-- Begin Record excerpts --
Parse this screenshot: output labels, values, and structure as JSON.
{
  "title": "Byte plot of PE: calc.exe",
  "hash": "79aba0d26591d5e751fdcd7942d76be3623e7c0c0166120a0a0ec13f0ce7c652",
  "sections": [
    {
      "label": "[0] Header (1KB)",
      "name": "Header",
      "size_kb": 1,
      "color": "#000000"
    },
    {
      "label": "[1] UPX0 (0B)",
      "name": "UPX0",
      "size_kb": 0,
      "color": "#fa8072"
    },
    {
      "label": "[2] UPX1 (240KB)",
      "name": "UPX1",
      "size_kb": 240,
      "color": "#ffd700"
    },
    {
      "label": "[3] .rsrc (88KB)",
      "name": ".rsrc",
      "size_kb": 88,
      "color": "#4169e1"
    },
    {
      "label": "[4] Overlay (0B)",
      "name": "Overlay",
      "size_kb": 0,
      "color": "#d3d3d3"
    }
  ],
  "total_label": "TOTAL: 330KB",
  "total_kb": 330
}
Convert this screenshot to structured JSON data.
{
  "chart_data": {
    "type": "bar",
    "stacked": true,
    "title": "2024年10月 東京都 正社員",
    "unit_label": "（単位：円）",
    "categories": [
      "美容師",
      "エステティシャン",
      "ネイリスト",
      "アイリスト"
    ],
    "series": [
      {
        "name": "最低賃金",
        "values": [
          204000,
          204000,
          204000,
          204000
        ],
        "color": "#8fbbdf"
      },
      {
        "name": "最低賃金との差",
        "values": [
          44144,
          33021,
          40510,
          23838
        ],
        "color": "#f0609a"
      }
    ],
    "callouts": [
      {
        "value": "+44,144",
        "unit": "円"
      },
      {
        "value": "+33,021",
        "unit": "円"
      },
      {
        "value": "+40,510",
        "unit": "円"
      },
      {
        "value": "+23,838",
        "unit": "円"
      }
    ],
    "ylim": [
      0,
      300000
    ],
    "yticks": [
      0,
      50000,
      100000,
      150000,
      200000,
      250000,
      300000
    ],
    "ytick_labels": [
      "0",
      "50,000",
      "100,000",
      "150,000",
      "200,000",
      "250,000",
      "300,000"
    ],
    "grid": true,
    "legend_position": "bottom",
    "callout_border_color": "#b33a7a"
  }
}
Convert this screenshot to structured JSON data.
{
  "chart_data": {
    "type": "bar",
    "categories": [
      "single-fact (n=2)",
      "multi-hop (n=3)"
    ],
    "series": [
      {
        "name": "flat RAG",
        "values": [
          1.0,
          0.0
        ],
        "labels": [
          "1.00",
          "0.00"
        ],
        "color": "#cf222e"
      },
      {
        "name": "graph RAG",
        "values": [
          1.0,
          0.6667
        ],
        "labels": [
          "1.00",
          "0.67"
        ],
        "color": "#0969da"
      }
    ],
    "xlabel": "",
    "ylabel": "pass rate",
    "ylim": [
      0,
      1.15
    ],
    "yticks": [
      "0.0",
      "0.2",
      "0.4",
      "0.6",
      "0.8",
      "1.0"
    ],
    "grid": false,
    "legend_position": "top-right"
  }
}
-- End Record excerpts --
Goal -> Emit the records above again, exactly, with no line skipped.

Exercise response ->
Parse this screenshot: output labels, values, and structure as JSON.
{
  "title": "Byte plot of PE: calc.exe",
  "hash": "79aba0d26591d5e751fdcd7942d76be3623e7c0c0166120a0a0ec13f0ce7c652",
  "sections": [
    {
      "label": "[0] Header (1KB)",
      "name": "Header",
      "size_kb": 1,
      "color": "#000000"
    },
    {
      "label": "[1] UPX0 (0B)",
      "name": "UPX0",
      "size_kb": 0,
      "color": "#fa8072"
    },
    {
      "label": "[2] UPX1 (240KB)",
      "name": "UPX1",
      "size_kb": 240,
      "color": "#ffd700"
    },
    {
      "label": "[3] .rsrc (88KB)",
      "name": ".rsrc",
      "size_kb": 88,
      "color": "#4169e1"
    },
    {
      "label": "[4] Overlay (0B)",
      "name": "Overlay",
      "size_kb": 0,
      "color": "#d3d3d3"
    }
  ],
  "total_label": "TOTAL: 330KB",
  "total_kb": 330
}
Convert this screenshot to structured JSON data.
{
  "chart_data": {
    "type": "bar",
    "stacked": true,
    "title": "2024年10月 東京都 正社員",
    "unit_label": "（単位：円）",
    "categories": [
      "美容師",
      "エステティシャン",
      "ネイリスト",
      "アイリスト"
    ],
    "series": [
      {
        "name": "最低賃金",
        "values": [
          204000,
          204000,
          204000,
          204000
        ],
        "color": "#8fbbdf"
      },
      {
        "name": "最低賃金との差",
        "values": [
          44144,
          33021,
          40510,
          23838
        ],
        "color": "#f0609a"
      }
    ],
    "callouts": [
      {
        "value": "+44,144",
        "unit": "円"
      },
      {
        "value": "+33,021",
        "unit": "円"
      },
      {
        "value": "+40,510",
        "unit": "円"
      },
      {
        "value": "+23,838",
        "unit": "円"
      }
    ],
    "ylim": [
      0,
      300000
    ],
    "yticks": [
      0,
      50000,
      100000,
      150000,
      200000,
      250000,
      300000
    ],
    "ytick_labels": [
      "0",
      "50,000",
      "100,000",
      "150,000",
      "200,000",
      "250,000",
      "300,000"
    ],
    "grid": true,
    "legend_position": "bottom",
    "callout_border_color": "#b33a7a"
  }
}
Convert this screenshot to structured JSON data.
{
  "chart_data": {
    "type": "bar",
    "categories": [
      "single-fact (n=2)",
      "multi-hop (n=3)"
    ],
    "series": [
      {
        "name": "flat RAG",
        "values": [
          1.0,
          0.0
        ],
        "labels": [
          "1.00",
          "0.00"
        ],
        "color": "#cf222e"
      },
      {
        "name": "graph RAG",
        "values": [
          1.0,
          0.6667
        ],
        "labels": [
          "1.00",
          "0.67"
        ],
        "color": "#0969da"
      }
    ],
    "xlabel": "",
    "ylabel": "pass rate",
    "ylim": [
      0,
      1.15
    ],
    "yticks": [
      "0.0",
      "0.2",
      "0.4",
      "0.6",
      "0.8",
      "1.0"
    ],
    "grid": false,
    "legend_position": "top-right"
  }
}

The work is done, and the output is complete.